Supplied records:
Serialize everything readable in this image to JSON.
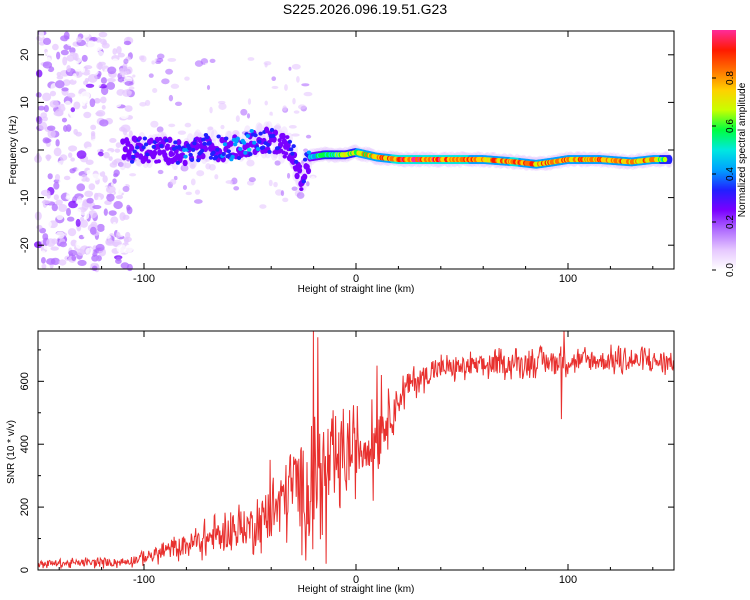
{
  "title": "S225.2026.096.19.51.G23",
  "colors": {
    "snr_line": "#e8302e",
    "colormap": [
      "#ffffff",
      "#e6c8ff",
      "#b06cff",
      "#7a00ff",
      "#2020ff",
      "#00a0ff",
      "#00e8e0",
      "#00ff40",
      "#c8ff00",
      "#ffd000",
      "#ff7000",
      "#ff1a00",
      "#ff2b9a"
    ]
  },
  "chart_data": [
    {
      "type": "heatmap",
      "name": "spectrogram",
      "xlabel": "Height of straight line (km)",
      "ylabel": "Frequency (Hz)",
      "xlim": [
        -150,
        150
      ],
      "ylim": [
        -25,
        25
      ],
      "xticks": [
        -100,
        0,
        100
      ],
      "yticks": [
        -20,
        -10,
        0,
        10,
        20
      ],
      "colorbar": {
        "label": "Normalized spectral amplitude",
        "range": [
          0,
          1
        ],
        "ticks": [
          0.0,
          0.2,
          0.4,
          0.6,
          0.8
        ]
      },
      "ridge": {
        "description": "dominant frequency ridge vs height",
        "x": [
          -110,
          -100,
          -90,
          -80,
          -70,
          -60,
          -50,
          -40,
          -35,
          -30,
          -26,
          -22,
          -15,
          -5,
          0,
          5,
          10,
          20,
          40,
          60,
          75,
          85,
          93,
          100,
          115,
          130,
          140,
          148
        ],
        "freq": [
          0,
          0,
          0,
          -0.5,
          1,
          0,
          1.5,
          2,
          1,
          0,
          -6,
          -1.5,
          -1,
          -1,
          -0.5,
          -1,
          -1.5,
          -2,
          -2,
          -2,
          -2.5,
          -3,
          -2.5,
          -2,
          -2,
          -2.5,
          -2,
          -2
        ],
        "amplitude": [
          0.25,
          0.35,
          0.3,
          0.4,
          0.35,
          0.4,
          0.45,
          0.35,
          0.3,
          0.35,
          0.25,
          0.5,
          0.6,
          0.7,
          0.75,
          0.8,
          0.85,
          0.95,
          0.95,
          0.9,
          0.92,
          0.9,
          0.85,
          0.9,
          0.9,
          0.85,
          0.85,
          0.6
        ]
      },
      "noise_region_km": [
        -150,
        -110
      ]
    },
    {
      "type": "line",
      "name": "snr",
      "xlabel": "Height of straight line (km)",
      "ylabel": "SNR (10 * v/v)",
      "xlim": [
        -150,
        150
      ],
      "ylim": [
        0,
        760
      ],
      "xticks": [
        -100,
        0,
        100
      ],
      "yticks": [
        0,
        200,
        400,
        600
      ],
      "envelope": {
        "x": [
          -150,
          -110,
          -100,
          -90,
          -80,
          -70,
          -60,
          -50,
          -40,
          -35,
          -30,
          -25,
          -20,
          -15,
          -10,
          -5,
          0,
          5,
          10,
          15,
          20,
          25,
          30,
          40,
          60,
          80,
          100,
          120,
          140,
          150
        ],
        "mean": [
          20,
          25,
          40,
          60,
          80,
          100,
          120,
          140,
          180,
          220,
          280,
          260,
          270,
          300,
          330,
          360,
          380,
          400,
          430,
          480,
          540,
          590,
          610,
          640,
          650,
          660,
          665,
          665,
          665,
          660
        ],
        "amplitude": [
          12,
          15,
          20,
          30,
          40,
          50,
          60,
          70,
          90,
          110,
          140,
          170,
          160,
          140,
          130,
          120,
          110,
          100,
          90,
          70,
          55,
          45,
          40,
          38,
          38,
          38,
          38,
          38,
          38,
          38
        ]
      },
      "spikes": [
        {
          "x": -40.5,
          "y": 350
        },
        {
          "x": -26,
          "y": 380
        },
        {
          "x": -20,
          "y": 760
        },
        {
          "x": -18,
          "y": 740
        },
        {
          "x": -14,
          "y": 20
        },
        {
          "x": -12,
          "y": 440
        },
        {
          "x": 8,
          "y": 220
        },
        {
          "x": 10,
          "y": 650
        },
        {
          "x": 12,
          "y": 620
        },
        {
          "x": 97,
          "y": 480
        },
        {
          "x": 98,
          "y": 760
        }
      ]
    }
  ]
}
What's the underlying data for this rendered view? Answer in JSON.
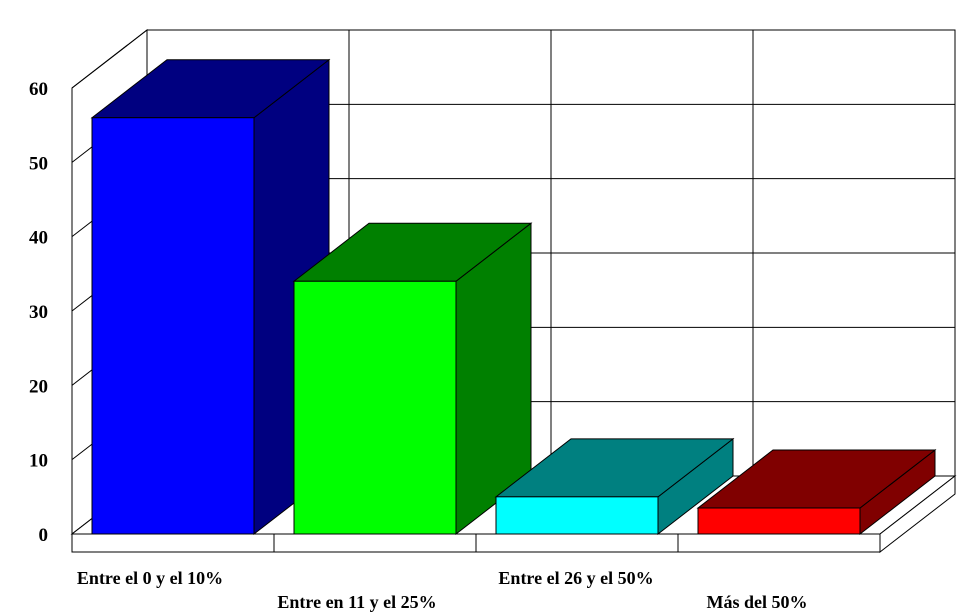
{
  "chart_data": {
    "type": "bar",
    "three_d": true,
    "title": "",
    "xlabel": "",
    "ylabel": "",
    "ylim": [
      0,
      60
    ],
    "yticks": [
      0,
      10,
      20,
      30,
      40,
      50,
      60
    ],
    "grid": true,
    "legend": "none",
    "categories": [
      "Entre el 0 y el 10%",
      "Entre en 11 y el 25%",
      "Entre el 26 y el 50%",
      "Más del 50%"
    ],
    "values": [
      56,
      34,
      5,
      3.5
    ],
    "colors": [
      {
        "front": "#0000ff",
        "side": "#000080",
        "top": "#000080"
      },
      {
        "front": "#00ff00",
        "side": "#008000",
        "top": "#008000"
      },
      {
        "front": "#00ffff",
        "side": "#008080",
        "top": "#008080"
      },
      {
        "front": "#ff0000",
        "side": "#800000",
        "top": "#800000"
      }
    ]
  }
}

Task requirements:
Write out all the records again, exactly, minus any pictures.

Answer to the exercise:
Serialize everything readable in this image to JSON.
{
  "title": "S225.2026.096.19.51.G23",
  "colors": {
    "snr_line": "#e8302e",
    "colormap": [
      "#ffffff",
      "#e6c8ff",
      "#b06cff",
      "#7a00ff",
      "#2020ff",
      "#00a0ff",
      "#00e8e0",
      "#00ff40",
      "#c8ff00",
      "#ffd000",
      "#ff7000",
      "#ff1a00",
      "#ff2b9a"
    ]
  },
  "chart_data": [
    {
      "type": "heatmap",
      "name": "spectrogram",
      "xlabel": "Height of straight line (km)",
      "ylabel": "Frequency (Hz)",
      "xlim": [
        -150,
        150
      ],
      "ylim": [
        -25,
        25
      ],
      "xticks": [
        -100,
        0,
        100
      ],
      "yticks": [
        -20,
        -10,
        0,
        10,
        20
      ],
      "colorbar": {
        "label": "Normalized spectral amplitude",
        "range": [
          0,
          1
        ],
        "ticks": [
          0.0,
          0.2,
          0.4,
          0.6,
          0.8
        ]
      },
      "ridge": {
        "description": "dominant frequency ridge vs height",
        "x": [
          -110,
          -100,
          -90,
          -80,
          -70,
          -60,
          -50,
          -40,
          -35,
          -30,
          -26,
          -22,
          -15,
          -5,
          0,
          5,
          10,
          20,
          40,
          60,
          75,
          85,
          93,
          100,
          115,
          130,
          140,
          148
        ],
        "freq": [
          0,
          0,
          0,
          -0.5,
          1,
          0,
          1.5,
          2,
          1,
          0,
          -6,
          -1.5,
          -1,
          -1,
          -0.5,
          -1,
          -1.5,
          -2,
          -2,
          -2,
          -2.5,
          -3,
          -2.5,
          -2,
          -2,
          -2.5,
          -2,
          -2
        ],
        "amplitude": [
          0.25,
          0.35,
          0.3,
          0.4,
          0.35,
          0.4,
          0.45,
          0.35,
          0.3,
          0.35,
          0.25,
          0.5,
          0.6,
          0.7,
          0.75,
          0.8,
          0.85,
          0.95,
          0.95,
          0.9,
          0.92,
          0.9,
          0.85,
          0.9,
          0.9,
          0.85,
          0.85,
          0.6
        ]
      },
      "noise_region_km": [
        -150,
        -110
      ]
    },
    {
      "type": "line",
      "name": "snr",
      "xlabel": "Height of straight line (km)",
      "ylabel": "SNR (10 * v/v)",
      "xlim": [
        -150,
        150
      ],
      "ylim": [
        0,
        760
      ],
      "xticks": [
        -100,
        0,
        100
      ],
      "yticks": [
        0,
        200,
        400,
        600
      ],
      "envelope": {
        "x": [
          -150,
          -110,
          -100,
          -90,
          -80,
          -70,
          -60,
          -50,
          -40,
          -35,
          -30,
          -25,
          -20,
          -15,
          -10,
          -5,
          0,
          5,
          10,
          15,
          20,
          25,
          30,
          40,
          60,
          80,
          100,
          120,
          140,
          150
        ],
        "mean": [
          20,
          25,
          40,
          60,
          80,
          100,
          120,
          140,
          180,
          220,
          280,
          260,
          270,
          300,
          330,
          360,
          380,
          400,
          430,
          480,
          540,
          590,
          610,
          640,
          650,
          660,
          665,
          665,
          665,
          660
        ],
        "amplitude": [
          12,
          15,
          20,
          30,
          40,
          50,
          60,
          70,
          90,
          110,
          140,
          170,
          160,
          140,
          130,
          120,
          110,
          100,
          90,
          70,
          55,
          45,
          40,
          38,
          38,
          38,
          38,
          38,
          38,
          38
        ]
      },
      "spikes": [
        {
          "x": -40.5,
          "y": 350
        },
        {
          "x": -26,
          "y": 380
        },
        {
          "x": -20,
          "y": 760
        },
        {
          "x": -18,
          "y": 740
        },
        {
          "x": -14,
          "y": 20
        },
        {
          "x": -12,
          "y": 440
        },
        {
          "x": 8,
          "y": 220
        },
        {
          "x": 10,
          "y": 650
        },
        {
          "x": 12,
          "y": 620
        },
        {
          "x": 97,
          "y": 480
        },
        {
          "x": 98,
          "y": 760
        }
      ]
    }
  ]
}
What's the underlying data for this rendered view? Answer in JSON.
{
  "chart_data": {
    "type": "bar",
    "three_d": true,
    "title": "",
    "xlabel": "",
    "ylabel": "",
    "ylim": [
      0,
      60
    ],
    "yticks": [
      0,
      10,
      20,
      30,
      40,
      50,
      60
    ],
    "grid": true,
    "legend": "none",
    "categories": [
      "Entre el 0 y el 10%",
      "Entre en 11 y el 25%",
      "Entre el 26 y el 50%",
      "Más del 50%"
    ],
    "values": [
      56,
      34,
      5,
      3.5
    ],
    "colors": [
      {
        "front": "#0000ff",
        "side": "#000080",
        "top": "#000080"
      },
      {
        "front": "#00ff00",
        "side": "#008000",
        "top": "#008000"
      },
      {
        "front": "#00ffff",
        "side": "#008080",
        "top": "#008080"
      },
      {
        "front": "#ff0000",
        "side": "#800000",
        "top": "#800000"
      }
    ]
  }
}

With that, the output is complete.